Collected data entries:
————————
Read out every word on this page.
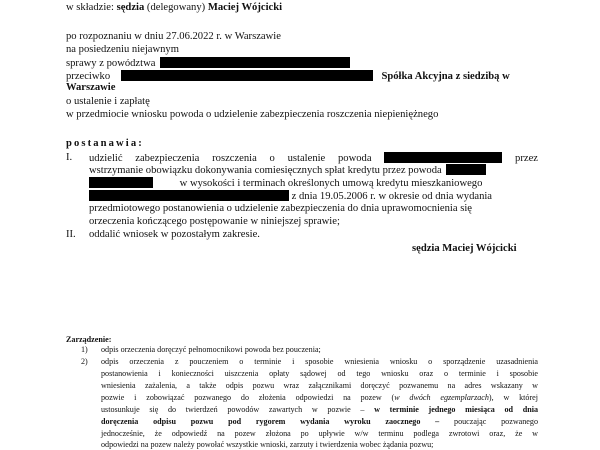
w składzie: sędzia (delegowany) Maciej Wójcicki
po rozpoznaniu w dniu 27.06.2022 r. w Warszawie
na posiedzeniu niejawnym
sprawy z powództwa
przeciwko	Spółka Akcyjna z siedzibą w
Warszawie
o ustalenie i zapłatę
w przedmiocie wniosku powoda o udzielenie zabezpieczenia roszczenia niepieniężnego
postanawia:
I. udzielić zabezpieczenia roszczenia o ustalenie powoda	przez
wstrzymanie obowiązku dokonywania comiesięcznych spłat kredytu przez powoda
w wysokości i terminach określonych umową kredytu mieszkaniowego
z dnia 19.05.2006 r. w okresie od dnia wydania
przedmiotowego postanowienia o udzielenie zabezpieczenia do dnia uprawomocnienia się
orzeczenia kończącego postępowanie w niniejszej sprawie;
II. oddalić wniosek w pozostałym zakresie.
sędzia Maciej Wójcicki
Zarządzenie:
1) odpis orzeczenia doręczyć pełnomocnikowi powoda bez pouczenia;
2) odpis orzeczenia z pouczeniem o terminie i sposobie wniesienia wniosku o sporządzenie uzasadnienia
postanowienia i konieczności uiszczenia opłaty sądowej od tego wniosku oraz o terminie i sposobie
wniesienia zażalenia, a także odpis pozwu wraz załącznikami doręczyć pozwanemu na adres wskazany w
pozwie i zobowiązać pozwanego do złożenia odpowiedzi na pozew (w dwóch egzemplarzach), w której
ustosunkuje się do twierdzeń powodów zawartych w pozwie – w terminie jednego miesiąca od dnia
doręczenia odpisu pozwu pod rygorem wydania wyroku zaocznego – pouczając pozwanego
jednocześnie, że odpowiedź na pozew złożona po upływie w/w terminu podlega zwrotowi oraz, że w
odpowiedzi na pozew należy powołać wszystkie wnioski, zarzuty i twierdzenia wobec żądania pozwu;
————————
Pick out the lines containing the string "zabezpieczenia".

- _RESULT OF THIS EXERCISE_
w przedmiocie wniosku powoda o udzielenie zabezpieczenia roszczenia niepieniężnego
I. udzielić zabezpieczenia roszczenia o ustalenie powoda	przez
przedmiotowego postanowienia o udzielenie zabezpieczenia do dnia uprawomocnienia się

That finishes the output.